### YOUR OBJECTIVE
Copy the full listing, changing nothing.
• • •
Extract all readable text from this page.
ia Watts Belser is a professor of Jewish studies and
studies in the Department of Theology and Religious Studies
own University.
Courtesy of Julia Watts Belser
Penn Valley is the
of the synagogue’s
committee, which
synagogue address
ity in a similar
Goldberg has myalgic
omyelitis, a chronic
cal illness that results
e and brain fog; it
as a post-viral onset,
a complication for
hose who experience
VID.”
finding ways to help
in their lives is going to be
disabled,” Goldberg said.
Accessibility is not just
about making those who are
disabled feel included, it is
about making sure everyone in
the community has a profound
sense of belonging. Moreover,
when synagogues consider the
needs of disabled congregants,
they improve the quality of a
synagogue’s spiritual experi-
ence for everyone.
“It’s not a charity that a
• • •
### EXPECTED OUTPUT
Extract all readable text from this page.
ia Watts Belser is a professor of Jewish studies and
studies in the Department of Theology and Religious Studies
own University.
Courtesy of Julia Watts Belser
Penn Valley is the
of the synagogue’s
committee, which
synagogue address
ity in a similar
Goldberg has myalgic
omyelitis, a chronic
cal illness that results
e and brain fog; it
as a post-viral onset,
a complication for
hose who experience
VID.”
finding ways to help
in their lives is going to be
disabled,” Goldberg said.
Accessibility is not just
about making those who are
disabled feel included, it is
about making sure everyone in
the community has a profound
sense of belonging. Moreover,
when synagogues consider the
needs of disabled congregants,
they improve the quality of a
synagogue’s spiritual experi-
ence for everyone.
“It’s not a charity that a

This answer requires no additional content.